## TASK PROMPT
Find the string "JSON" in the listing and report every line that has it.
|---|
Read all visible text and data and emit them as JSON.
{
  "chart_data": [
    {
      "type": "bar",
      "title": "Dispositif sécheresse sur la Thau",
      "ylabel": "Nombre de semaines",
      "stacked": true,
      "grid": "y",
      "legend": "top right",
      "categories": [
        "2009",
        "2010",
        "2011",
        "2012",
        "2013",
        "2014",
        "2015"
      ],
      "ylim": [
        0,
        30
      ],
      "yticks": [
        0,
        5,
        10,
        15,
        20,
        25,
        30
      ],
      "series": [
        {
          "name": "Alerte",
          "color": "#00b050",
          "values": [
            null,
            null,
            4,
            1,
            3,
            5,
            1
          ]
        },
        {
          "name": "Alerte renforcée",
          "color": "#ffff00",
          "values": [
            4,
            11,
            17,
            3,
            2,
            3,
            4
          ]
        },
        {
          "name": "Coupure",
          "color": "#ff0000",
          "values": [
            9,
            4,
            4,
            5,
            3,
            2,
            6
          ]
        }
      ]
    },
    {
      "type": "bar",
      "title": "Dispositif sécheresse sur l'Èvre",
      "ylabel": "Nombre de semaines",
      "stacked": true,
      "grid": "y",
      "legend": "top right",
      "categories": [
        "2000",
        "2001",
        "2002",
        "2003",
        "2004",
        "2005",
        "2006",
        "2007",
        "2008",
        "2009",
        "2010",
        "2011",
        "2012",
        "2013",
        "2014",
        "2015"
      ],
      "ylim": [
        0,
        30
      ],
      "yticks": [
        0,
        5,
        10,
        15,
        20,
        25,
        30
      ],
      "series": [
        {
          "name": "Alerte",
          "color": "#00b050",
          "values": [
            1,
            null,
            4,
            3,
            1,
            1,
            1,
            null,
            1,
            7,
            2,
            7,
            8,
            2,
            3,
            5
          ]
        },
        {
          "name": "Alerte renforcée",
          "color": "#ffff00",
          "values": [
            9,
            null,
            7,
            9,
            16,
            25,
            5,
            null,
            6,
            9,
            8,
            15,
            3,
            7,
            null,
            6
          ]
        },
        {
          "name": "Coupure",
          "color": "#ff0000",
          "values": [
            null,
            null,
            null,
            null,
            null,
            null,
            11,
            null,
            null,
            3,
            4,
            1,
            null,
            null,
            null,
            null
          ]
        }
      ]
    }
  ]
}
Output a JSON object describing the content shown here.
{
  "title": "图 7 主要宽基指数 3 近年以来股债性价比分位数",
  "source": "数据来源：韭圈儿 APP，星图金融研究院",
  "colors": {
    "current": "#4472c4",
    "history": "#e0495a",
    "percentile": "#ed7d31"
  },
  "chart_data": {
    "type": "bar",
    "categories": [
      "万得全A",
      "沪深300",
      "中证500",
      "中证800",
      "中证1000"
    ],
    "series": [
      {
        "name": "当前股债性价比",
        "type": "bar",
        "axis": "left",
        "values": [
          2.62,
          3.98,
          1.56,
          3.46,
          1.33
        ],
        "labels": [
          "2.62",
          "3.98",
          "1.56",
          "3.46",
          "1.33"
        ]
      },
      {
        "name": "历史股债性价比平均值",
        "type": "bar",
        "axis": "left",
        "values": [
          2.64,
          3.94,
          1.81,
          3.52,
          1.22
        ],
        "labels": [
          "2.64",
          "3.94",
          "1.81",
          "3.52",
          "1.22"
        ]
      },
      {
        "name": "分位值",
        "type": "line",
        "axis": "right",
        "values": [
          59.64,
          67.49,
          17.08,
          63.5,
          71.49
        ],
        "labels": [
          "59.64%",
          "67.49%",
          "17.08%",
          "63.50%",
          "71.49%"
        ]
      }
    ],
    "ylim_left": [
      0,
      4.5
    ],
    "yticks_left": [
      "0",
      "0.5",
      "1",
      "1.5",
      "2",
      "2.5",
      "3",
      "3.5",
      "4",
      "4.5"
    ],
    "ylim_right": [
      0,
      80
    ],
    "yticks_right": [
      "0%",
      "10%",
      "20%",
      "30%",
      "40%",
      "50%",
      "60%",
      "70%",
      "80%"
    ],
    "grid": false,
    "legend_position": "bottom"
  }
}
|---|
## WRITTEN ANSWER
Read all visible text and data and emit them as JSON.
Output a JSON object describing the content shown here.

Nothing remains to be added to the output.